WORK REQUIRED:
Reproduce each line of the material precisely.

SUPPLIED RECORDS:
###
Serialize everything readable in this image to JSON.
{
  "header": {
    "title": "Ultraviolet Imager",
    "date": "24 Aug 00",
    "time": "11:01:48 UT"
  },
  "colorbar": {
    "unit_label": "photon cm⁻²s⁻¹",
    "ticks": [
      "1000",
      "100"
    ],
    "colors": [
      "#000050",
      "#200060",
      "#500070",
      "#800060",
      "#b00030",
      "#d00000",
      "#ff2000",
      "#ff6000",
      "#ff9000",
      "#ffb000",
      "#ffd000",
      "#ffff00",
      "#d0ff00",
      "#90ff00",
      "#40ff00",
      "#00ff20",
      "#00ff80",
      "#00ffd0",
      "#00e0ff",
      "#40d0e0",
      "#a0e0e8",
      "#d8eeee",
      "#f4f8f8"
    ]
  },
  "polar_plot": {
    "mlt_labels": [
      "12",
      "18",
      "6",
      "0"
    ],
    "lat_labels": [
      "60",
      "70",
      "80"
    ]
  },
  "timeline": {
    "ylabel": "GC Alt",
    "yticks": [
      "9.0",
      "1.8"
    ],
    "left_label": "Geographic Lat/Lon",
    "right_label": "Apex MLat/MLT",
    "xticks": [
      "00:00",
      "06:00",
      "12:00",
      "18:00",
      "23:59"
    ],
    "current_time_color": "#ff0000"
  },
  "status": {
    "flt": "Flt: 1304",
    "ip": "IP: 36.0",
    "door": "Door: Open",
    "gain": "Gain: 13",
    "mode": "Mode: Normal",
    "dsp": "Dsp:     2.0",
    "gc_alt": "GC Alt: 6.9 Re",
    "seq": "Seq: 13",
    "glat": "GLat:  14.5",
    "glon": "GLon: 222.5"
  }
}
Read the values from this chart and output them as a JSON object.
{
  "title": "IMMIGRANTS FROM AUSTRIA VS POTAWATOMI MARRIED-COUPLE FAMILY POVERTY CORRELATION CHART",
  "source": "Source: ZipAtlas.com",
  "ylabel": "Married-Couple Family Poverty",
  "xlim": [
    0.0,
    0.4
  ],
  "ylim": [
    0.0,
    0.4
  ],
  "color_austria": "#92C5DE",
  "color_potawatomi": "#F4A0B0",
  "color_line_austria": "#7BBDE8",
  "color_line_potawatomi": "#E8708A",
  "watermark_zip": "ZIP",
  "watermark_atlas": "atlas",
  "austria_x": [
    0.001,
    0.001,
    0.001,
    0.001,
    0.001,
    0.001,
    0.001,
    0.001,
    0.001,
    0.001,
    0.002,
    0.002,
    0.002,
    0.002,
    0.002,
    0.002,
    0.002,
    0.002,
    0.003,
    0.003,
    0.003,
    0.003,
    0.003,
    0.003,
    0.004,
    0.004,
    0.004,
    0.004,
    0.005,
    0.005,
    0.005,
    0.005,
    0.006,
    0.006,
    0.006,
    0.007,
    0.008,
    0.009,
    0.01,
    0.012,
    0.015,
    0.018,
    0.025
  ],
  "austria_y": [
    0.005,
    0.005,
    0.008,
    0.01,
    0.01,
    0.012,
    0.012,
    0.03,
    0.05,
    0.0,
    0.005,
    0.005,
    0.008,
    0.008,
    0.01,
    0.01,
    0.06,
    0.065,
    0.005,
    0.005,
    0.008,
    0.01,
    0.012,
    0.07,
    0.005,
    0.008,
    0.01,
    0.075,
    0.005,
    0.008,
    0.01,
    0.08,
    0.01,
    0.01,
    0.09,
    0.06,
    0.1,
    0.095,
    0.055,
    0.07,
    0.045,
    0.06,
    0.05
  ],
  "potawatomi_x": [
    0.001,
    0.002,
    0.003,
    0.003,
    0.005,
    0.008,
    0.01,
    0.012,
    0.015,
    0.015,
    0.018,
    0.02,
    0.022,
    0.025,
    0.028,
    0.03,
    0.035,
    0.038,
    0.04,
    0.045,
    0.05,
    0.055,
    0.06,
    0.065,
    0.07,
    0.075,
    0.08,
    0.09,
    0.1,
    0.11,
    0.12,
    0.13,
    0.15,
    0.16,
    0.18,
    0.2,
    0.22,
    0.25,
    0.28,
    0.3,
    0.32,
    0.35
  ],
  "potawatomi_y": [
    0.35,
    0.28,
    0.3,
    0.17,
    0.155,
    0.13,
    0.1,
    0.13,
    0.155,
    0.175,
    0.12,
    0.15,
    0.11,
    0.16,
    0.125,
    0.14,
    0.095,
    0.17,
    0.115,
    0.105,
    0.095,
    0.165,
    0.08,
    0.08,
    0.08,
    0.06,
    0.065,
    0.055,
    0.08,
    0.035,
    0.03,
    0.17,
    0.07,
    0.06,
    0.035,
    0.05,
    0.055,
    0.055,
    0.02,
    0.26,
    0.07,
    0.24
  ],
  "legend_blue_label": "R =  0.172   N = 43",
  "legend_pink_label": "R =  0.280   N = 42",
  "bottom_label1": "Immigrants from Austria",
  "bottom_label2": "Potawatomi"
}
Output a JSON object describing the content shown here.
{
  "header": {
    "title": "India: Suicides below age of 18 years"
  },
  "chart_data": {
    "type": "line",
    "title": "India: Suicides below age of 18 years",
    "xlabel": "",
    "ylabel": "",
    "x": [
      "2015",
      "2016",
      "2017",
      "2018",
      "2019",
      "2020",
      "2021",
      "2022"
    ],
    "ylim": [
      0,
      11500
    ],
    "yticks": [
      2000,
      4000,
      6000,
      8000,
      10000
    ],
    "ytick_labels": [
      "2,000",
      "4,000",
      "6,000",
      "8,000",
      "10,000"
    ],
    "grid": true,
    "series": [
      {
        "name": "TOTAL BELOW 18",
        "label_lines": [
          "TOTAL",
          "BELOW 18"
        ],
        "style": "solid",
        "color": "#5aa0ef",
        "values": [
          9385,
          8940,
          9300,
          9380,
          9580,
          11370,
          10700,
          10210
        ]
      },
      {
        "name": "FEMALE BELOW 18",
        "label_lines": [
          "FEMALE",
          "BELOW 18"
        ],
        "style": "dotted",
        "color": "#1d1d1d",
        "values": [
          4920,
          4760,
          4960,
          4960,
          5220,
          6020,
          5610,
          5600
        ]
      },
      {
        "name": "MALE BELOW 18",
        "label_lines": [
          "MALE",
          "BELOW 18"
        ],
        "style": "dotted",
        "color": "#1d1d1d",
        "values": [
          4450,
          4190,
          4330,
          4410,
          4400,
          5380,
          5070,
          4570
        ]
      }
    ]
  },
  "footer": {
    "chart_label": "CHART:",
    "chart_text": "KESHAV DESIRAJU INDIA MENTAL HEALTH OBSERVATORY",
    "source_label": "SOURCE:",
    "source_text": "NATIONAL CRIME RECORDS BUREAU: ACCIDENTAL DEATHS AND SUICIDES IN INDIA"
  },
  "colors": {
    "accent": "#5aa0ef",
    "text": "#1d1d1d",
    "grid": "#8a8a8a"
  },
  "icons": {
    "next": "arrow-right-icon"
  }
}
###
EXERCISE ANSWER:
Serialize everything readable in this image to JSON.
{
  "header": {
    "title": "Ultraviolet Imager",
    "date": "24 Aug 00",
    "time": "11:01:48 UT"
  },
  "colorbar": {
    "unit_label": "photon cm⁻²s⁻¹",
    "ticks": [
      "1000",
      "100"
    ],
    "colors": [
      "#000050",
      "#200060",
      "#500070",
      "#800060",
      "#b00030",
      "#d00000",
      "#ff2000",
      "#ff6000",
      "#ff9000",
      "#ffb000",
      "#ffd000",
      "#ffff00",
      "#d0ff00",
      "#90ff00",
      "#40ff00",
      "#00ff20",
      "#00ff80",
      "#00ffd0",
      "#00e0ff",
      "#40d0e0",
      "#a0e0e8",
      "#d8eeee",
      "#f4f8f8"
    ]
  },
  "polar_plot": {
    "mlt_labels": [
      "12",
      "18",
      "6",
      "0"
    ],
    "lat_labels": [
      "60",
      "70",
      "80"
    ]
  },
  "timeline": {
    "ylabel": "GC Alt",
    "yticks": [
      "9.0",
      "1.8"
    ],
    "left_label": "Geographic Lat/Lon",
    "right_label": "Apex MLat/MLT",
    "xticks": [
      "00:00",
      "06:00",
      "12:00",
      "18:00",
      "23:59"
    ],
    "current_time_color": "#ff0000"
  },
  "status": {
    "flt": "Flt: 1304",
    "ip": "IP: 36.0",
    "door": "Door: Open",
    "gain": "Gain: 13",
    "mode": "Mode: Normal",
    "dsp": "Dsp:     2.0",
    "gc_alt": "GC Alt: 6.9 Re",
    "seq": "Seq: 13",
    "glat": "GLat:  14.5",
    "glon": "GLon: 222.5"
  }
}
Read the values from this chart and output them as a JSON object.
{
  "title": "IMMIGRANTS FROM AUSTRIA VS POTAWATOMI MARRIED-COUPLE FAMILY POVERTY CORRELATION CHART",
  "source": "Source: ZipAtlas.com",
  "ylabel": "Married-Couple Family Poverty",
  "xlim": [
    0.0,
    0.4
  ],
  "ylim": [
    0.0,
    0.4
  ],
  "color_austria": "#92C5DE",
  "color_potawatomi": "#F4A0B0",
  "color_line_austria": "#7BBDE8",
  "color_line_potawatomi": "#E8708A",
  "watermark_zip": "ZIP",
  "watermark_atlas": "atlas",
  "austria_x": [
    0.001,
    0.001,
    0.001,
    0.001,
    0.001,
    0.001,
    0.001,
    0.001,
    0.001,
    0.001,
    0.002,
    0.002,
    0.002,
    0.002,
    0.002,
    0.002,
    0.002,
    0.002,
    0.003,
    0.003,
    0.003,
    0.003,
    0.003,
    0.003,
    0.004,
    0.004,
    0.004,
    0.004,
    0.005,
    0.005,
    0.005,
    0.005,
    0.006,
    0.006,
    0.006,
    0.007,
    0.008,
    0.009,
    0.01,
    0.012,
    0.015,
    0.018,
    0.025
  ],
  "austria_y": [
    0.005,
    0.005,
    0.008,
    0.01,
    0.01,
    0.012,
    0.012,
    0.03,
    0.05,
    0.0,
    0.005,
    0.005,
    0.008,
    0.008,
    0.01,
    0.01,
    0.06,
    0.065,
    0.005,
    0.005,
    0.008,
    0.01,
    0.012,
    0.07,
    0.005,
    0.008,
    0.01,
    0.075,
    0.005,
    0.008,
    0.01,
    0.08,
    0.01,
    0.01,
    0.09,
    0.06,
    0.1,
    0.095,
    0.055,
    0.07,
    0.045,
    0.06,
    0.05
  ],
  "potawatomi_x": [
    0.001,
    0.002,
    0.003,
    0.003,
    0.005,
    0.008,
    0.01,
    0.012,
    0.015,
    0.015,
    0.018,
    0.02,
    0.022,
    0.025,
    0.028,
    0.03,
    0.035,
    0.038,
    0.04,
    0.045,
    0.05,
    0.055,
    0.06,
    0.065,
    0.07,
    0.075,
    0.08,
    0.09,
    0.1,
    0.11,
    0.12,
    0.13,
    0.15,
    0.16,
    0.18,
    0.2,
    0.22,
    0.25,
    0.28,
    0.3,
    0.32,
    0.35
  ],
  "potawatomi_y": [
    0.35,
    0.28,
    0.3,
    0.17,
    0.155,
    0.13,
    0.1,
    0.13,
    0.155,
    0.175,
    0.12,
    0.15,
    0.11,
    0.16,
    0.125,
    0.14,
    0.095,
    0.17,
    0.115,
    0.105,
    0.095,
    0.165,
    0.08,
    0.08,
    0.08,
    0.06,
    0.065,
    0.055,
    0.08,
    0.035,
    0.03,
    0.17,
    0.07,
    0.06,
    0.035,
    0.05,
    0.055,
    0.055,
    0.02,
    0.26,
    0.07,
    0.24
  ],
  "legend_blue_label": "R =  0.172   N = 43",
  "legend_pink_label": "R =  0.280   N = 42",
  "bottom_label1": "Immigrants from Austria",
  "bottom_label2": "Potawatomi"
}
Output a JSON object describing the content shown here.
{
  "header": {
    "title": "India: Suicides below age of 18 years"
  },
  "chart_data": {
    "type": "line",
    "title": "India: Suicides below age of 18 years",
    "xlabel": "",
    "ylabel": "",
    "x": [
      "2015",
      "2016",
      "2017",
      "2018",
      "2019",
      "2020",
      "2021",
      "2022"
    ],
    "ylim": [
      0,
      11500
    ],
    "yticks": [
      2000,
      4000,
      6000,
      8000,
      10000
    ],
    "ytick_labels": [
      "2,000",
      "4,000",
      "6,000",
      "8,000",
      "10,000"
    ],
    "grid": true,
    "series": [
      {
        "name": "TOTAL BELOW 18",
        "label_lines": [
          "TOTAL",
          "BELOW 18"
        ],
        "style": "solid",
        "color": "#5aa0ef",
        "values": [
          9385,
          8940,
          9300,
          9380,
          9580,
          11370,
          10700,
          10210
        ]
      },
      {
        "name": "FEMALE BELOW 18",
        "label_lines": [
          "FEMALE",
          "BELOW 18"
        ],
        "style": "dotted",
        "color": "#1d1d1d",
        "values": [
          4920,
          4760,
          4960,
          4960,
          5220,
          6020,
          5610,
          5600
        ]
      },
      {
        "name": "MALE BELOW 18",
        "label_lines": [
          "MALE",
          "BELOW 18"
        ],
        "style": "dotted",
        "color": "#1d1d1d",
        "values": [
          4450,
          4190,
          4330,
          4410,
          4400,
          5380,
          5070,
          4570
        ]
      }
    ]
  },
  "footer": {
    "chart_label": "CHART:",
    "chart_text": "KESHAV DESIRAJU INDIA MENTAL HEALTH OBSERVATORY",
    "source_label": "SOURCE:",
    "source_text": "NATIONAL CRIME RECORDS BUREAU: ACCIDENTAL DEATHS AND SUICIDES IN INDIA"
  },
  "colors": {
    "accent": "#5aa0ef",
    "text": "#1d1d1d",
    "grid": "#8a8a8a"
  },
  "icons": {
    "next": "arrow-right-icon"
  }
}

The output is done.